··· Entries
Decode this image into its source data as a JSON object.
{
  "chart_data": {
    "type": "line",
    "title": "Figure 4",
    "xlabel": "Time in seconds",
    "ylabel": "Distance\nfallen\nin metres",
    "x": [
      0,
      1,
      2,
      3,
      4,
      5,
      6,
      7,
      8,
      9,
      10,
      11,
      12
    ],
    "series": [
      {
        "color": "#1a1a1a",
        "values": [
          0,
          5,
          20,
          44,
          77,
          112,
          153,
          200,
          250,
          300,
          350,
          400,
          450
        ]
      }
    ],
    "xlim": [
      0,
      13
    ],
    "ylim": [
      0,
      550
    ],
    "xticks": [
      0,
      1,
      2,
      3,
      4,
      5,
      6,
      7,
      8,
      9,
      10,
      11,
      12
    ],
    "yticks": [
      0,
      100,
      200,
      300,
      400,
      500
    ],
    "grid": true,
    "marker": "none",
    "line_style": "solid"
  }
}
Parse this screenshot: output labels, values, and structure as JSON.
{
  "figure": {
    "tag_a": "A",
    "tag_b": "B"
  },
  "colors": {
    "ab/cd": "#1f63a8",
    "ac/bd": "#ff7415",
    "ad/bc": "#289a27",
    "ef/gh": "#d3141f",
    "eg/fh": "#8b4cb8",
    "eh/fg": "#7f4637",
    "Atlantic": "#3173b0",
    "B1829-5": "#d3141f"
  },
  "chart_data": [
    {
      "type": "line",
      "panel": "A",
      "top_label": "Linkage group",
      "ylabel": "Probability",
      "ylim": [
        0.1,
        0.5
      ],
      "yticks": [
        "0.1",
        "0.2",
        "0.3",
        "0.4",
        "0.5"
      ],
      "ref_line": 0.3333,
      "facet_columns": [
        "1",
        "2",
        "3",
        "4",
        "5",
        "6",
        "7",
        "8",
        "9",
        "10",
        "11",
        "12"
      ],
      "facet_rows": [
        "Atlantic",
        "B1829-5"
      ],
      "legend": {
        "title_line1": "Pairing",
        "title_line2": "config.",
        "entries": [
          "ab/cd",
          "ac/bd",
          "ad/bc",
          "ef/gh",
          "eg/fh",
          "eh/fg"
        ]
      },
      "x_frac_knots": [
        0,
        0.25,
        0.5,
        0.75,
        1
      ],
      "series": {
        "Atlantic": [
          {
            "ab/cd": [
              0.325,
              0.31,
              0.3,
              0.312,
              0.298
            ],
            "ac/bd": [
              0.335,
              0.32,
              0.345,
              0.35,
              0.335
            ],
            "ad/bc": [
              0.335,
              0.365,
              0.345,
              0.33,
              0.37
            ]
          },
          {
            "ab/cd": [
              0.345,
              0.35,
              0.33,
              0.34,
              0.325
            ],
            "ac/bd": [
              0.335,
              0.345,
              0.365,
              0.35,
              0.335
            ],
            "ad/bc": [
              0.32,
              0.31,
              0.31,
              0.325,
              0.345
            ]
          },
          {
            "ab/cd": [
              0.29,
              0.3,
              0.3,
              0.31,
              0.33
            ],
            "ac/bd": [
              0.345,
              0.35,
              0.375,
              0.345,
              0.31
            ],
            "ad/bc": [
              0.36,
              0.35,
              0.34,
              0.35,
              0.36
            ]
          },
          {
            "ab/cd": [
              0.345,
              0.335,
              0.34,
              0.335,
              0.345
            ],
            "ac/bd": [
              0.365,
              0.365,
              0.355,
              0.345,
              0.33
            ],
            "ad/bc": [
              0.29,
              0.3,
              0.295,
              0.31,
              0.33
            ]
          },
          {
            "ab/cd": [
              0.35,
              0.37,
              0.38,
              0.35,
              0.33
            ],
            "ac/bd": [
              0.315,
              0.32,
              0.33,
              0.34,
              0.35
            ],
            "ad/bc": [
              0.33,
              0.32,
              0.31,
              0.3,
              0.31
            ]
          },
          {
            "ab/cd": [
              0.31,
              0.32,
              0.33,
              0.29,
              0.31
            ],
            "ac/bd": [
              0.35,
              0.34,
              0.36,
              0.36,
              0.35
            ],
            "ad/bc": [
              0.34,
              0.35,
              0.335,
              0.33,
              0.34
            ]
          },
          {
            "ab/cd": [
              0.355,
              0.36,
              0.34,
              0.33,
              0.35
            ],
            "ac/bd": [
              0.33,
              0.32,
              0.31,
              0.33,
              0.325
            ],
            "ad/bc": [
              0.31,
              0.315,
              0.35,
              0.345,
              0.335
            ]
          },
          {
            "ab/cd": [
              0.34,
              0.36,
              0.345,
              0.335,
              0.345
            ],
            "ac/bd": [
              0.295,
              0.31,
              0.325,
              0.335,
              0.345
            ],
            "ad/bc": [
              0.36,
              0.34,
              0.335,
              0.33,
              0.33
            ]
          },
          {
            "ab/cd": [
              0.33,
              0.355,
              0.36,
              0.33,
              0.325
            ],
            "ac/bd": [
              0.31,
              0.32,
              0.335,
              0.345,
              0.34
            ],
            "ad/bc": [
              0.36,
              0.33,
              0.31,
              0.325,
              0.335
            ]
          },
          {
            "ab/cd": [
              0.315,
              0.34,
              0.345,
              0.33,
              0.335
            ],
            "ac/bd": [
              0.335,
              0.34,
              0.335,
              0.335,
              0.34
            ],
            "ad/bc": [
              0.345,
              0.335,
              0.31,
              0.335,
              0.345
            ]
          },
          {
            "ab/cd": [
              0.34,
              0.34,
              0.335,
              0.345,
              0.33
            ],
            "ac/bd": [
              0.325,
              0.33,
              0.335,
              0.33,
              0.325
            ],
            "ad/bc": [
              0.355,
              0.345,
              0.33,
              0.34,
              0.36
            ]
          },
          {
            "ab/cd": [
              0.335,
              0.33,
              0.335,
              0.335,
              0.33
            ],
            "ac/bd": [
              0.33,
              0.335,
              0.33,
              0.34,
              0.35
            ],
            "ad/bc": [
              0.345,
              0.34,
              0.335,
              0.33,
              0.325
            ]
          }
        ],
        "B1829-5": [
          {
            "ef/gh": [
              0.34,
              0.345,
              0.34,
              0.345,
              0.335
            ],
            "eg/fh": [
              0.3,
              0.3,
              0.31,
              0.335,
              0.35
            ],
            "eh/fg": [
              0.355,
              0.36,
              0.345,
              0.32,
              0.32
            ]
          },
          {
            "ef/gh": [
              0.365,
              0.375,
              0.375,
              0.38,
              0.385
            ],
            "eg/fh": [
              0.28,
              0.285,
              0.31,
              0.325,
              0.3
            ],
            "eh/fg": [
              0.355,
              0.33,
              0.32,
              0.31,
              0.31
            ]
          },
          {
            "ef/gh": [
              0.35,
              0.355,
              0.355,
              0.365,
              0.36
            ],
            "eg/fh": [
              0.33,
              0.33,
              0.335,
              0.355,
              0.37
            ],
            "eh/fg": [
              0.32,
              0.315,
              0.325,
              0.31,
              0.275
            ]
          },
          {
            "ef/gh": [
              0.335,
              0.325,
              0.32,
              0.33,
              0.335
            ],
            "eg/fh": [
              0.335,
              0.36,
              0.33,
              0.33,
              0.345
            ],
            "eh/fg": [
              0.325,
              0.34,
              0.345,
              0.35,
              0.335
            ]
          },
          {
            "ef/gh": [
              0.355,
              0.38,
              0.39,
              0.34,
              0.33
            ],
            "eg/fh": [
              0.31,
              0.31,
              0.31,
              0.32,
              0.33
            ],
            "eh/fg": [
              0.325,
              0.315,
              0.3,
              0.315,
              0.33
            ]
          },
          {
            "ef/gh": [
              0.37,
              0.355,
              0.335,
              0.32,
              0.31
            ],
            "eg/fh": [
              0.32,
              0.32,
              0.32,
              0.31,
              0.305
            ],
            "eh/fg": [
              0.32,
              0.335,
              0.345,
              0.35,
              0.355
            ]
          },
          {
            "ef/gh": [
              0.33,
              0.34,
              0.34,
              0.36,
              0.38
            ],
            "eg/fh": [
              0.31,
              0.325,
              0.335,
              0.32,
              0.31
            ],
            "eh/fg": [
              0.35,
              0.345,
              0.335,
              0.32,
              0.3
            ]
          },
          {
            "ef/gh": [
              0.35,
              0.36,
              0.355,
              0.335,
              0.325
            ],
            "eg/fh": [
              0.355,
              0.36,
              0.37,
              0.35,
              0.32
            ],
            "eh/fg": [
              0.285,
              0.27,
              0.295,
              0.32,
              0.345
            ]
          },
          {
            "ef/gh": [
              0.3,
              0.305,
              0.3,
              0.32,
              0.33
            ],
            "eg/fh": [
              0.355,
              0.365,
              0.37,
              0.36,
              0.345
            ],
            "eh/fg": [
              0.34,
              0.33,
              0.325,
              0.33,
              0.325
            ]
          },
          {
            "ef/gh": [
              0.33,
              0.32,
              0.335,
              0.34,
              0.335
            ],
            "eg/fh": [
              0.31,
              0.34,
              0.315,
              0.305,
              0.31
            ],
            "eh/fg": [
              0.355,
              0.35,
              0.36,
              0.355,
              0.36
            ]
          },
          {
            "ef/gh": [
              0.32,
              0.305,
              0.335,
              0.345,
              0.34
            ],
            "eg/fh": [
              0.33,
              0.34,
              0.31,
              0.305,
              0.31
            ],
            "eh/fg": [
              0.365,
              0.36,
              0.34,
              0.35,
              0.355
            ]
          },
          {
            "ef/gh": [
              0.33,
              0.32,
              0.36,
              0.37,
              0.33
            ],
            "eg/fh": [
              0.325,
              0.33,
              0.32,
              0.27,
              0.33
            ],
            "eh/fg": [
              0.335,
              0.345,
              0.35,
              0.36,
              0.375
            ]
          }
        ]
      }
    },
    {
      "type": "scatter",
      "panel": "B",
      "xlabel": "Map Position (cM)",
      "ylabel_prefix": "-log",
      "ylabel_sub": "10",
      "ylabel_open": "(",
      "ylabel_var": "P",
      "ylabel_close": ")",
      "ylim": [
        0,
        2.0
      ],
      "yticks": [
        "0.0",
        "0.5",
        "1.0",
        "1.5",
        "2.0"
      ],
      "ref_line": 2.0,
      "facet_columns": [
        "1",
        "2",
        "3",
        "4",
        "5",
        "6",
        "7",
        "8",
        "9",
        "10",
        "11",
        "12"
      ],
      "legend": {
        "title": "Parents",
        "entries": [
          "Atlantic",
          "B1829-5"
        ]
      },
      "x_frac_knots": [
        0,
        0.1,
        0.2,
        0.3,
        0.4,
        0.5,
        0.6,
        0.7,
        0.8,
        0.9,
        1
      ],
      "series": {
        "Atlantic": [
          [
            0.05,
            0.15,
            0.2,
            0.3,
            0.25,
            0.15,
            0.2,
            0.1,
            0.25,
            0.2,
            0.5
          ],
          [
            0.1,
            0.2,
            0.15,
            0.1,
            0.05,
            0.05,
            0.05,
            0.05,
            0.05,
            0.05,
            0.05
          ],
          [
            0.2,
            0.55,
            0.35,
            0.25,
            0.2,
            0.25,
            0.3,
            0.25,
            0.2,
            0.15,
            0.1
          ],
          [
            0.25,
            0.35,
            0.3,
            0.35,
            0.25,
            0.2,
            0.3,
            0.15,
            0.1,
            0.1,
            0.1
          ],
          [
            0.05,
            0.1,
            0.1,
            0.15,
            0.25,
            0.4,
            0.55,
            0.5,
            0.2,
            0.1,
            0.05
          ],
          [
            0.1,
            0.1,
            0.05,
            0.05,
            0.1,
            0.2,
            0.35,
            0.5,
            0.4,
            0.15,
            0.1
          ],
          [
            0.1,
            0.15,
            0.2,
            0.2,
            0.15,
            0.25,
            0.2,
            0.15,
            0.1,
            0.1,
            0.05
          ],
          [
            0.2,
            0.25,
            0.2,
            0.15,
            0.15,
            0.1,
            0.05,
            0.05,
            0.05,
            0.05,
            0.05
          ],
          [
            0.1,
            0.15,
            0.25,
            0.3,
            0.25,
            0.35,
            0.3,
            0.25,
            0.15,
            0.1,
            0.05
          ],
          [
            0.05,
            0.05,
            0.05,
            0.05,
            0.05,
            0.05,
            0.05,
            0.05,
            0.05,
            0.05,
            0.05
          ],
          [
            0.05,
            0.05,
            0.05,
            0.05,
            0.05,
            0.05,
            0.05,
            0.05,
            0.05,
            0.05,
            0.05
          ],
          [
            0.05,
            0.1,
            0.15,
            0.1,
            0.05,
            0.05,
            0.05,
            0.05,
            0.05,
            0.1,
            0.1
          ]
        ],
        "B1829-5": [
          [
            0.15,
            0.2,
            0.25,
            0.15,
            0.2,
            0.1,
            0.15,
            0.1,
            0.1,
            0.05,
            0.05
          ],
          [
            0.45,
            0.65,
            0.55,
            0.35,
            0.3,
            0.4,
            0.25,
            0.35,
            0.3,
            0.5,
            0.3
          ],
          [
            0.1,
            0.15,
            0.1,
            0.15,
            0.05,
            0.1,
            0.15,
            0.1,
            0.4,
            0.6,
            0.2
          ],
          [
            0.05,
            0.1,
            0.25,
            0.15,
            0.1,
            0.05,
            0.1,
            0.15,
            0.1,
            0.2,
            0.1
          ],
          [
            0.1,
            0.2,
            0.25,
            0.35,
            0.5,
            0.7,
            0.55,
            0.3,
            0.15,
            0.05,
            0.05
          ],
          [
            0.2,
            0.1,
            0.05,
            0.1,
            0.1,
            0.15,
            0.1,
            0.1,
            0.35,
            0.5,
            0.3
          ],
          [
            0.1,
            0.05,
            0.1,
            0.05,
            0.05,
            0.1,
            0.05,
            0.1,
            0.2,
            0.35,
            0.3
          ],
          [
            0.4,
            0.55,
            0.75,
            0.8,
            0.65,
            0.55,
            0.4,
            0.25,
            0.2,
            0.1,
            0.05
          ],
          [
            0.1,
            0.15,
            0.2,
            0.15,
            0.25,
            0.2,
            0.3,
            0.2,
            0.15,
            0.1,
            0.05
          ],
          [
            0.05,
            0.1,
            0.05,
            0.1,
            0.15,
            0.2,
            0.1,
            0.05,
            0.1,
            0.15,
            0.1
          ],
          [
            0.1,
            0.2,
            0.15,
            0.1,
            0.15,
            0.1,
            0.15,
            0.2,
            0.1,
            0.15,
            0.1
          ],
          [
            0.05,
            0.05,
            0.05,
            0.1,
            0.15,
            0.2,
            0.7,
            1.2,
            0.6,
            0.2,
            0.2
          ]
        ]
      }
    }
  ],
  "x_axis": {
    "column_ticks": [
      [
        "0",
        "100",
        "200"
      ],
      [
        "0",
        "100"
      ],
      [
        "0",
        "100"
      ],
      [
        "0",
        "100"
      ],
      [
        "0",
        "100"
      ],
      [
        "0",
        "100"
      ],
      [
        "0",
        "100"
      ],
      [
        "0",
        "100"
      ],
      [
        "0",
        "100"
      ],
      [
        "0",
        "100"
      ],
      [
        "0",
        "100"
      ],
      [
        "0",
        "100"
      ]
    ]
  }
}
······
## What to produce
Find the word "JSON" in the entries above and gather every line that holds it.

## Result
Decode this image into its source data as a JSON object.
Parse this screenshot: output labels, values, and structure as JSON.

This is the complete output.